*TASK TO COMPLETE*. Spot every line with the word "into" and return it.

*EXERCISE INPUTS*.
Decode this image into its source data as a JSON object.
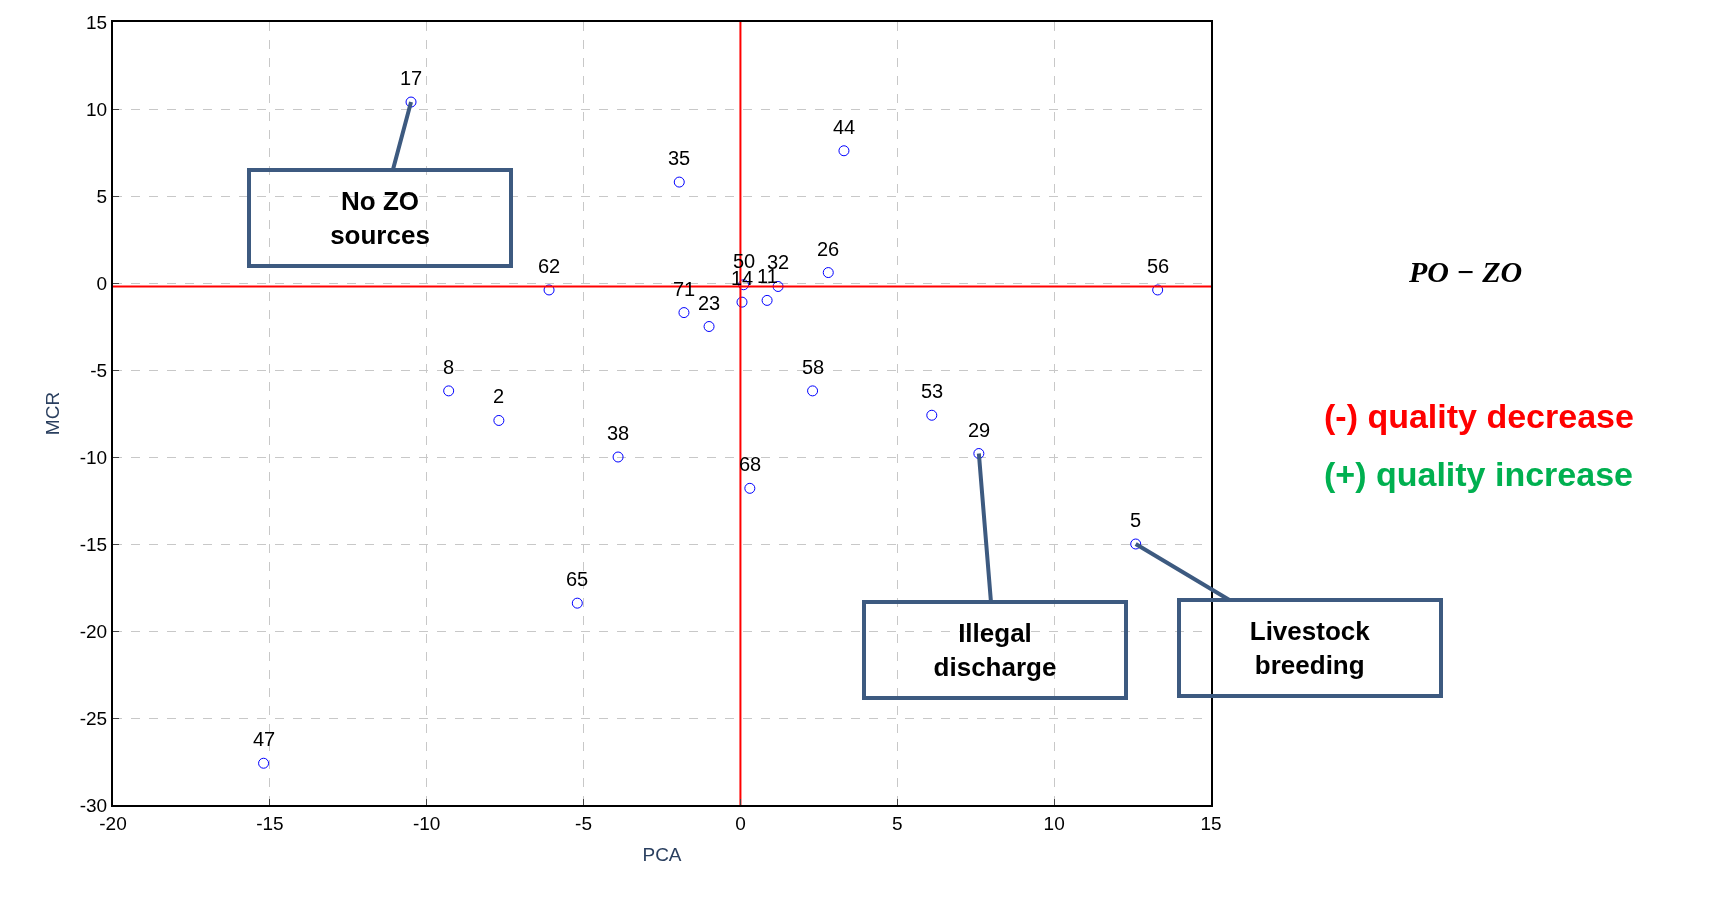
{
  "chart_data": {
    "type": "scatter",
    "xlabel": "PCA",
    "ylabel": "MCR",
    "x": [
      -10.5,
      3.3,
      -1.95,
      -6.1,
      0.1,
      0.05,
      0.85,
      1.2,
      2.8,
      13.3,
      -1.8,
      -1.0,
      -9.3,
      -7.7,
      2.3,
      6.1,
      7.6,
      -3.9,
      0.3,
      12.6,
      -5.2,
      -15.2
    ],
    "series": [
      {
        "color": "#0000ff",
        "values": [
          10.4,
          7.6,
          5.8,
          -0.4,
          -0.1,
          -1.1,
          -1.0,
          -0.2,
          0.6,
          -0.4,
          -1.7,
          -2.5,
          -6.2,
          -7.9,
          -6.2,
          -7.6,
          -9.8,
          -10.0,
          -11.8,
          -15.0,
          -18.4,
          -27.6
        ]
      }
    ],
    "marker": "circle",
    "xlim": [
      -20,
      15
    ],
    "xticks": [
      -20,
      -15,
      -10,
      -5,
      0,
      5,
      10,
      15
    ],
    "ylim": [
      -30,
      15
    ],
    "yticks": [
      -30,
      -25,
      -20,
      -15,
      -10,
      -5,
      0,
      5,
      10,
      15
    ],
    "grid": true,
    "ref_lines": [
      {
        "axis": "x",
        "value": 0,
        "color": "#ff0000"
      },
      {
        "axis": "y",
        "value": -0.2,
        "color": "#ff0000"
      }
    ],
    "annotations": [
      {
        "text": "17",
        "x": -10.5,
        "y": 10.4
      },
      {
        "text": "44",
        "x": 3.3,
        "y": 7.6
      },
      {
        "text": "35",
        "x": -1.95,
        "y": 5.8
      },
      {
        "text": "62",
        "x": -6.1,
        "y": -0.4
      },
      {
        "text": "50",
        "x": 0.1,
        "y": -0.1
      },
      {
        "text": "14",
        "x": 0.05,
        "y": -1.1
      },
      {
        "text": "11",
        "x": 0.85,
        "y": -1.0
      },
      {
        "text": "32",
        "x": 1.2,
        "y": -0.2
      },
      {
        "text": "26",
        "x": 2.8,
        "y": 0.6
      },
      {
        "text": "56",
        "x": 13.3,
        "y": -0.4
      },
      {
        "text": "71",
        "x": -1.8,
        "y": -1.7
      },
      {
        "text": "23",
        "x": -1.0,
        "y": -2.5
      },
      {
        "text": "8",
        "x": -9.3,
        "y": -6.2
      },
      {
        "text": "2",
        "x": -7.7,
        "y": -7.9
      },
      {
        "text": "58",
        "x": 2.3,
        "y": -6.2
      },
      {
        "text": "53",
        "x": 6.1,
        "y": -7.6
      },
      {
        "text": "29",
        "x": 7.6,
        "y": -9.8
      },
      {
        "text": "38",
        "x": -3.9,
        "y": -10.0
      },
      {
        "text": "68",
        "x": 0.3,
        "y": -11.8
      },
      {
        "text": "5",
        "x": 12.6,
        "y": -15.0
      },
      {
        "text": "65",
        "x": -5.2,
        "y": -18.4
      },
      {
        "text": "47",
        "x": -15.2,
        "y": -27.6
      },
      {
        "text": "No ZO sources",
        "x": -10.5,
        "y": 10.4
      },
      {
        "text": "Illegal discharge",
        "x": 7.6,
        "y": -9.8
      },
      {
        "text": "Livestock breeding",
        "x": 12.6,
        "y": -15.0
      },
      "PO − ZO",
      "(-) quality decrease",
      "(+) quality increase"
    ]
  }
}
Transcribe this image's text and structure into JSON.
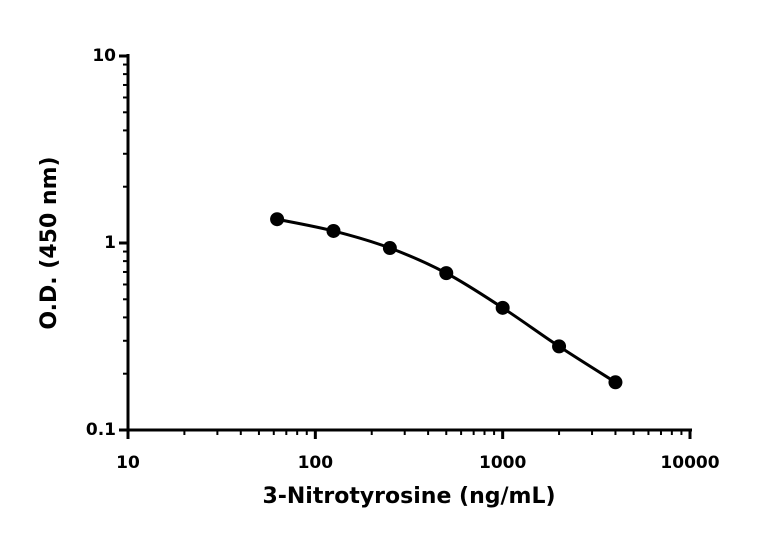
{
  "chart_data": {
    "type": "scatter",
    "x_label": "3-Nitrotyrosine (ng/mL)",
    "y_label": "O.D. (450 nm)",
    "x_log": true,
    "y_log": true,
    "grid": false,
    "connect_curve": true,
    "xlim": [
      10,
      10000
    ],
    "xticks": [
      10,
      100,
      1000,
      10000
    ],
    "xminorticks": [
      20,
      30,
      40,
      50,
      60,
      70,
      80,
      90,
      200,
      300,
      400,
      500,
      600,
      700,
      800,
      900,
      2000,
      3000,
      4000,
      5000,
      6000,
      7000,
      8000,
      9000
    ],
    "ylim": [
      0.1,
      10
    ],
    "yticks": [
      0.1,
      1,
      10
    ],
    "yminorticks": [
      0.2,
      0.3,
      0.4,
      0.5,
      0.6,
      0.7,
      0.8,
      0.9,
      2,
      3,
      4,
      5,
      6,
      7,
      8,
      9
    ],
    "series": [
      {
        "color": "#000000",
        "x": [
          62.5,
          125,
          250,
          500,
          1000,
          2000,
          4000
        ],
        "values": [
          1.34,
          1.16,
          0.94,
          0.69,
          0.45,
          0.28,
          0.18
        ]
      }
    ]
  }
}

*CORRECT RESPONSE*.
Decode this image into its source data as a JSON object.
Transcribe this image's text and structure into JSON.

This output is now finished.